Text extract:
[RFC] Tokenizer API

From: Alex Rousskov <rousskov_at_measurement-factory.com>
Date: Mon, 09 Dec 2013 12:00:31 -0700

Hello,

    The promised Tokenizer API proposal is attached. Compared to earlier
proposals, this interface is simplified by focusing on finding tokens
(requires knowledge of allowed and prohibited character sets), not
parsing (requires knowledge of input syntax) and by acknowledging that
real parsing rules are often too complex to be [efficiently] supported
with a single set of delimiters. The parser (rather than a tokenizer) is
a better place to deal with those complexities.

The API supports checkpoints and backtracking by ... copying Tokenizers.

I believe the interface allows for an efficient implementation,
especially if the CharacterSet type is eventually redefined as a boolean
array, providing us a constant time lookup complexity.

Material supplied:
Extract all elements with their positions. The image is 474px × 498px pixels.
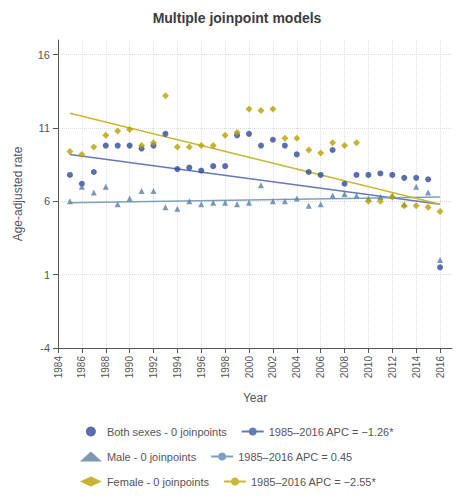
svg-text:Both sexes - 0 joinpoints: Both sexes - 0 joinpoints [107,426,227,438]
svg-text:1986: 1986 [76,356,87,379]
svg-text:Female - 0 joinpoints: Female - 0 joinpoints [107,476,210,488]
svg-text:1992: 1992 [148,356,159,379]
svg-text:-4: -4 [40,342,50,354]
svg-text:2002: 2002 [267,356,278,379]
svg-text:2008: 2008 [339,356,350,379]
svg-text:2016: 2016 [435,356,446,379]
svg-text:1994: 1994 [172,356,183,379]
svg-text:Age-adjusted rate: Age-adjusted rate [11,146,25,241]
svg-text:1996: 1996 [196,356,207,379]
svg-text:2006: 2006 [315,356,326,379]
svg-text:1985–2016 APC = 0.45: 1985–2016 APC = 0.45 [238,451,352,463]
svg-text:Multiple joinpoint models: Multiple joinpoint models [153,10,322,26]
svg-text:1985–2016 APC = −1.26*: 1985–2016 APC = −1.26* [269,426,394,438]
svg-text:6: 6 [44,195,50,207]
svg-text:2000: 2000 [244,356,255,379]
svg-text:Year: Year [243,391,267,405]
svg-text:1998: 1998 [220,356,231,379]
svg-text:2012: 2012 [387,356,398,379]
svg-text:11: 11 [39,122,50,134]
svg-text:16: 16 [38,49,50,61]
svg-text:1985–2016 APC = −2.55*: 1985–2016 APC = −2.55* [251,476,376,488]
svg-text:1: 1 [44,269,50,281]
svg-text:1988: 1988 [100,356,111,379]
svg-text:1990: 1990 [124,356,135,379]
svg-text:2014: 2014 [411,356,422,379]
svg-text:2004: 2004 [291,356,302,379]
svg-text:1984: 1984 [53,356,64,379]
svg-text:2010: 2010 [363,356,374,379]
svg-text:Male - 0 joinpoints: Male - 0 joinpoints [107,451,197,463]
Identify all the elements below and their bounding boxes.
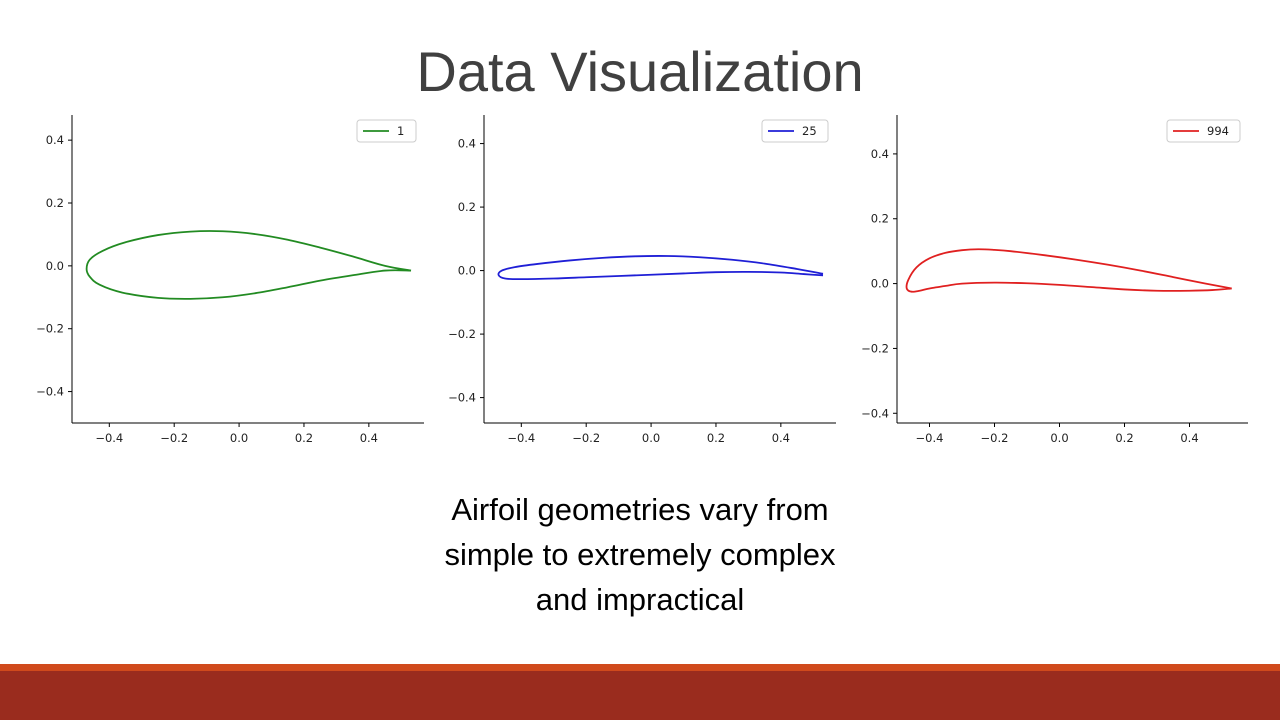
y-tick-label: −0.4	[36, 385, 64, 399]
x-tick-label: 0.0	[230, 431, 248, 445]
x-tick-label: −0.4	[916, 431, 944, 445]
y-tick-label: 0.2	[871, 212, 889, 226]
legend-label: 994	[1207, 124, 1229, 138]
x-tick-label: 0.0	[642, 431, 660, 445]
airfoil-line	[85, 230, 412, 300]
footer-bar	[0, 671, 1280, 720]
x-tick-label: −0.2	[981, 431, 1009, 445]
y-tick-label: −0.2	[448, 327, 476, 341]
y-tick-label: −0.4	[861, 406, 889, 420]
caption-line: simple to extremely complex	[444, 537, 836, 572]
legend-label: 1	[397, 124, 404, 138]
x-tick-label: −0.2	[572, 431, 600, 445]
airfoil-chart-1: −0.4 −0.2 0.0 0.2 0.4 0.4 0.2 0.0 −0.2 −0.4 1	[36, 115, 424, 445]
y-tick-label: −0.4	[448, 391, 476, 405]
x-tick-label: 0.2	[707, 431, 725, 445]
x-tick-label: 0.4	[1180, 431, 1198, 445]
y-tick-label: −0.2	[861, 341, 889, 355]
caption: Airfoil geometries vary from simple to e…	[340, 487, 940, 622]
y-tick-label: 0.0	[458, 264, 476, 278]
x-tick-label: 0.0	[1050, 431, 1068, 445]
legend-box	[761, 119, 829, 143]
legend-label: 25	[802, 124, 817, 138]
y-tick-label: 0.4	[458, 137, 476, 151]
x-tick-label: 0.4	[360, 431, 378, 445]
legend-box	[1166, 119, 1241, 143]
footer-accent-stripe	[0, 664, 1280, 671]
y-tick-label: 0.2	[46, 196, 64, 210]
y-tick-label: 0.0	[871, 277, 889, 291]
y-tick-label: 0.0	[46, 259, 64, 273]
caption-line: Airfoil geometries vary from	[451, 492, 829, 527]
slide-title: Data Visualization	[416, 40, 864, 103]
y-tick-label: −0.2	[36, 322, 64, 336]
x-tick-label: 0.4	[772, 431, 790, 445]
y-tick-label: 0.2	[458, 200, 476, 214]
x-tick-label: 0.2	[295, 431, 313, 445]
caption-line: and impractical	[535, 582, 745, 617]
x-tick-label: −0.4	[507, 431, 535, 445]
y-tick-label: 0.4	[46, 133, 64, 147]
x-tick-label: −0.2	[160, 431, 188, 445]
x-tick-label: 0.2	[1115, 431, 1133, 445]
x-tick-label: −0.4	[95, 431, 123, 445]
airfoil-line	[497, 255, 824, 281]
airfoil-chart-25: −0.4 −0.2 0.0 0.2 0.4 0.4 0.2 0.0 −0.2 −0.4 25	[448, 115, 836, 445]
airfoil-chart-994: −0.4 −0.2 0.0 0.2 0.4 0.4 0.2 0.0 −0.2 −0.4 994	[861, 115, 1248, 445]
y-tick-label: 0.4	[871, 147, 889, 161]
airfoil-line	[905, 248, 1232, 293]
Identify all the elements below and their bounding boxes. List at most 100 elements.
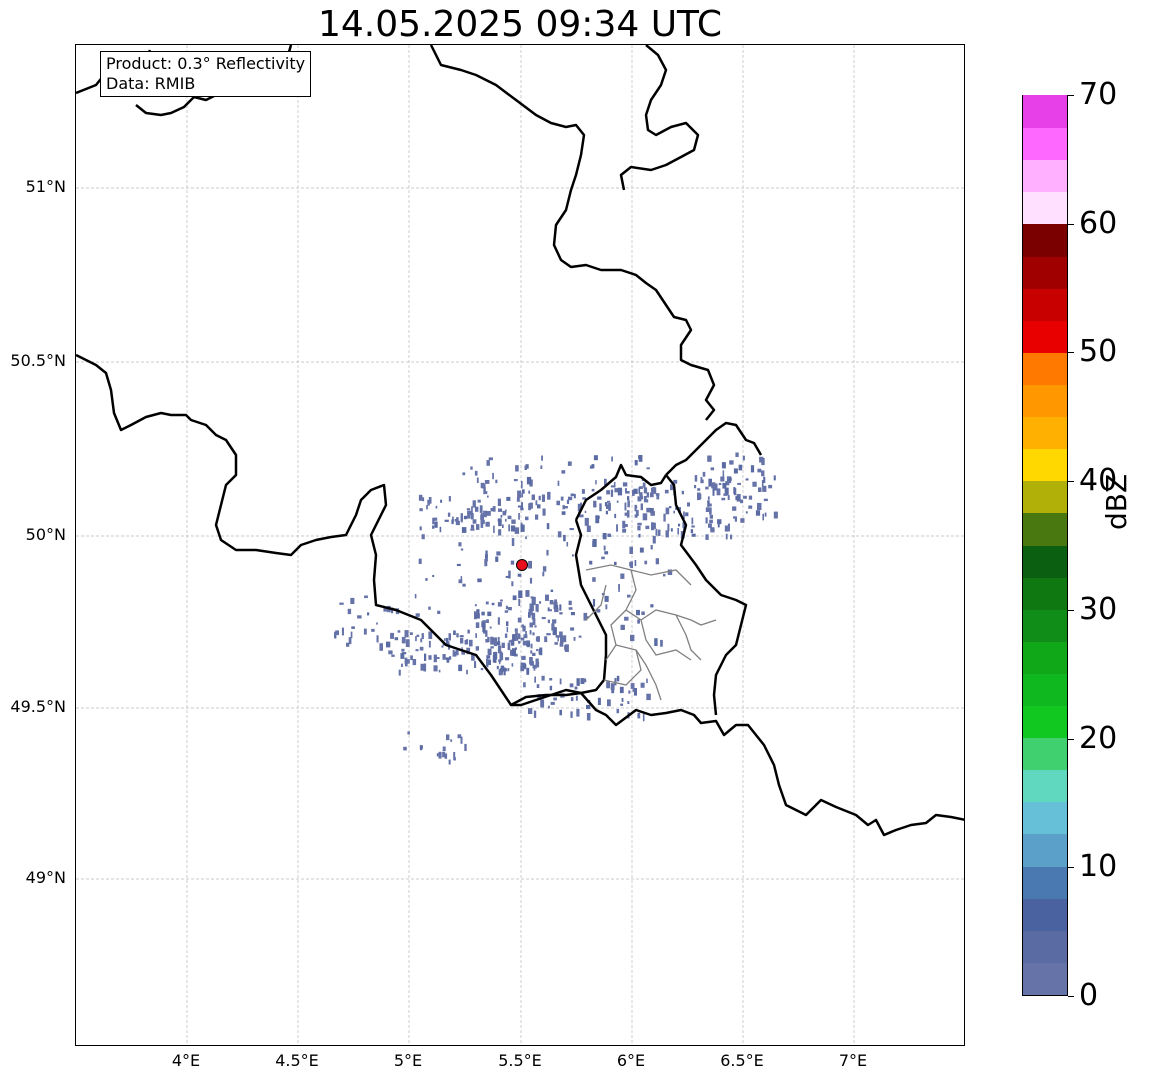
echo-pixel (584, 517, 589, 526)
colorbar-segment (1023, 448, 1067, 482)
colorbar-segment (1023, 865, 1067, 899)
echo-pixel (415, 636, 417, 642)
echo-pixel (470, 528, 475, 531)
echo-pixel (730, 534, 733, 540)
echo-pixel (616, 500, 619, 503)
echo-pixel (472, 519, 477, 524)
echo-pixel (457, 734, 462, 739)
echo-pixel (398, 669, 401, 676)
echo-pixel (597, 697, 601, 705)
echo-pixel (523, 664, 527, 669)
echo-pixel (646, 507, 651, 513)
echo-pixel (436, 657, 440, 659)
echo-pixel (555, 635, 560, 638)
echo-pixel (604, 551, 609, 555)
echo-pixel (562, 635, 567, 643)
echo-pixel (562, 505, 565, 510)
echo-pixel (763, 476, 766, 483)
echo-pixel (492, 472, 494, 480)
echo-pixel (639, 547, 644, 553)
echo-pixel (712, 488, 715, 496)
echo-pixel (616, 524, 618, 532)
echo-pixel (525, 516, 529, 521)
echo-pixel (604, 502, 608, 507)
echo-pixel (610, 485, 616, 488)
echo-pixel (690, 529, 694, 534)
echo-pixel (486, 511, 491, 516)
echo-pixel (470, 524, 475, 529)
echo-pixel (718, 483, 722, 486)
echo-pixel (542, 508, 546, 516)
echo-pixel (622, 520, 626, 529)
echo-pixel (456, 517, 459, 522)
echo-pixel (613, 482, 616, 488)
echo-pixel (505, 518, 507, 522)
echo-pixel (636, 609, 640, 616)
echo-pixel (538, 495, 541, 501)
lon-tick: 6.5°E (720, 1051, 764, 1070)
echo-pixel (580, 678, 585, 684)
echo-pixel (616, 675, 620, 682)
echo-pixel (651, 487, 653, 493)
echo-pixel (557, 636, 559, 642)
echo-pixel (625, 524, 628, 527)
colorbar-segment (1023, 480, 1067, 514)
echo-pixel (553, 697, 557, 701)
echo-pixel (566, 542, 569, 547)
echo-pixel (584, 510, 587, 513)
echo-pixel (645, 525, 650, 530)
echo-pixel (455, 649, 459, 656)
echo-pixel (351, 626, 355, 629)
echo-pixel (683, 511, 685, 519)
echo-pixel (428, 497, 432, 504)
echo-pixel (625, 491, 630, 494)
echo-pixel (705, 517, 708, 524)
echo-pixel (446, 657, 450, 663)
echo-pixel (564, 506, 568, 509)
echo-pixel (650, 492, 654, 498)
echo-pixel (503, 667, 506, 676)
colorbar-segment (1023, 801, 1067, 835)
echo-pixel (401, 652, 407, 655)
echo-pixel (745, 511, 748, 514)
colorbar-segment (1023, 641, 1067, 674)
echo-pixel (363, 628, 367, 635)
echo-pixel (528, 503, 531, 511)
echo-pixel (475, 611, 478, 615)
echo-pixel (591, 488, 595, 492)
echo-pixel (404, 630, 409, 638)
echo-pixel (691, 533, 696, 537)
colorbar-segment (1023, 577, 1067, 610)
echo-pixel (650, 511, 655, 516)
echo-pixel (454, 519, 458, 522)
echo-pixel (705, 507, 710, 512)
echo-pixel (530, 643, 533, 649)
echo-pixel (603, 545, 606, 551)
echo-pixel (528, 490, 531, 494)
echo-pixel (528, 708, 533, 714)
echo-pixel (738, 464, 743, 471)
echo-pixel (350, 597, 355, 604)
echo-pixel (624, 502, 627, 511)
radar-map[interactable] (75, 44, 965, 1046)
echo-pixel (535, 658, 539, 666)
echo-pixel (597, 496, 602, 500)
echo-pixel (602, 533, 607, 540)
dbz-colorbar (1022, 95, 1068, 996)
echo-pixel (534, 625, 537, 628)
echo-pixel (714, 483, 718, 491)
echo-pixel (559, 709, 562, 716)
echo-pixel (646, 678, 648, 684)
echo-pixel (605, 604, 608, 610)
echo-pixel (606, 504, 609, 509)
echo-pixel (552, 627, 557, 636)
echo-pixel (570, 697, 574, 702)
echo-pixel (419, 646, 424, 651)
echo-pixel (517, 490, 522, 498)
echo-pixel (757, 468, 762, 473)
echo-pixel (391, 654, 395, 657)
echo-pixel (458, 542, 462, 547)
echo-pixel (523, 682, 526, 688)
echo-pixel (521, 502, 523, 510)
echo-pixel (533, 668, 536, 671)
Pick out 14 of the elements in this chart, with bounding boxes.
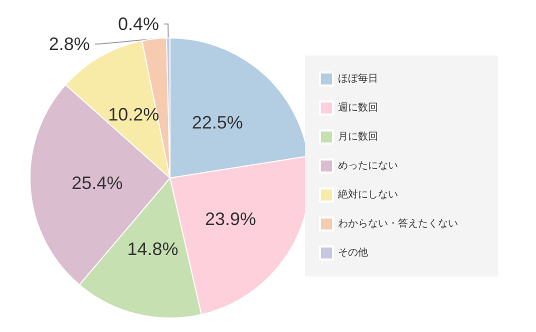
- legend-label: ほぼ毎日: [338, 72, 378, 84]
- data-label: 23.9%: [204, 208, 256, 229]
- legend-label: 月に数回: [338, 132, 378, 142]
- legend-label: その他: [338, 246, 368, 258]
- data-label: 2.8%: [48, 34, 90, 54]
- legend-label: 週に数回: [338, 102, 378, 114]
- legend-label: 絶対にしない: [337, 188, 398, 200]
- legend-label: めったにない: [338, 160, 398, 172]
- data-label: 0.4%: [118, 14, 160, 34]
- data-label: 22.5%: [192, 112, 243, 132]
- data-label: 10.2%: [108, 104, 160, 125]
- data-label: 14.8%: [127, 238, 178, 259]
- legend-label: わからない・答えたくない: [338, 218, 458, 230]
- data-label: 25.4%: [72, 173, 123, 194]
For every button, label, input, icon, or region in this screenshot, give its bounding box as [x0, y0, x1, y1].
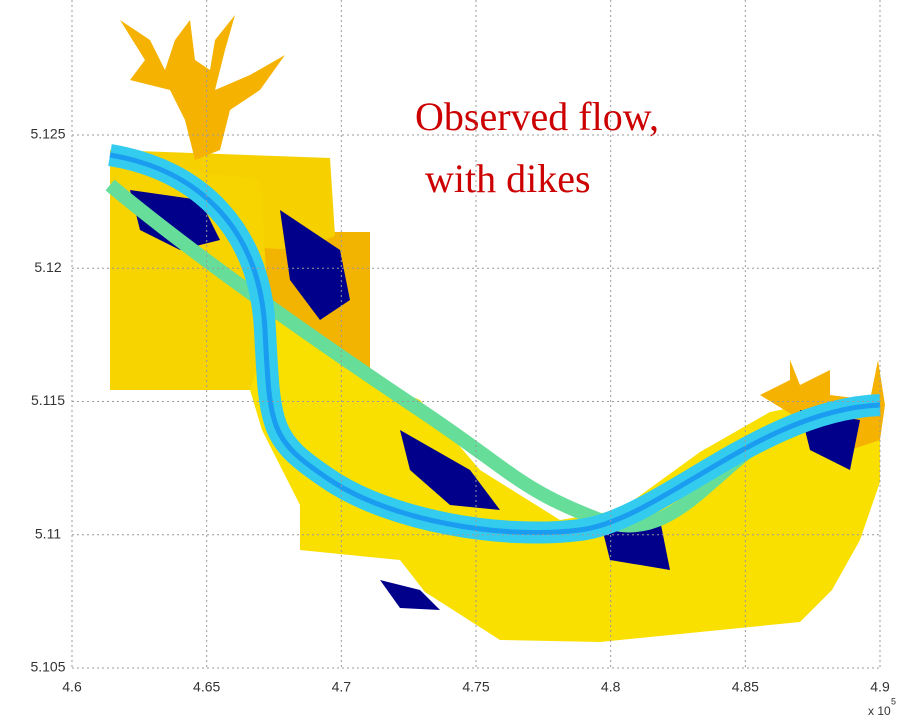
y-tick-label: 5.12 — [34, 259, 61, 275]
chart: Observed flow, with dikes x 10 5 5.105 5.… — [0, 0, 899, 720]
page: {"chart_data": {"type": "map", "annotati… — [0, 0, 899, 720]
tributary — [120, 15, 285, 160]
y-tick-label: 5.115 — [31, 392, 65, 408]
x-multiplier: x 10 — [868, 704, 891, 718]
x-tick-label: 4.85 — [732, 679, 759, 695]
x-tick-label: 4.75 — [462, 679, 489, 695]
y-tick-label: 5.125 — [30, 126, 65, 142]
x-multiplier-exponent: 5 — [891, 696, 896, 706]
x-tick-label: 4.9 — [870, 679, 890, 695]
y-tick-label: 5.105 — [30, 659, 65, 675]
x-tick-label: 4.7 — [332, 679, 352, 695]
annotation: Observed flow, — [415, 94, 659, 139]
x-tick-label: 4.65 — [193, 679, 220, 695]
x-tick-label: 4.8 — [601, 679, 621, 695]
x-tick-label: 4.6 — [62, 679, 82, 695]
y-tick-label: 5.11 — [35, 525, 61, 541]
annotation: with dikes — [425, 156, 591, 201]
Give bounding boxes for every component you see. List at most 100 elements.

Set problem 1: Print the Tokenizer API post from "The promised Tokenizer" down to "with those complexities.".
Set problem 2: List every kind of knowledge that the Tokenizer API post says finding tokens or parsing requires.
Set problem 3: According to the Tokenizer API post, how does the API support checkpoints and backtracking?

Answer 1:
The promised Tokenizer API proposal is attached. Compared to earlier
proposals, this interface is simplified by focusing on finding tokens
(requires knowledge of allowed and prohibited character sets), not
parsing (requires knowledge of input syntax) and by acknowledging that
real parsing rules are often too complex to be [efficiently] supported
with a single set of delimiters. The parser (rather than a tokenizer) is
a better place to deal with those complexities.

Answer 2:
- Allowed character sets
- Prohibited character sets
- Input syntax

Answer 3: By copying Tokenizers.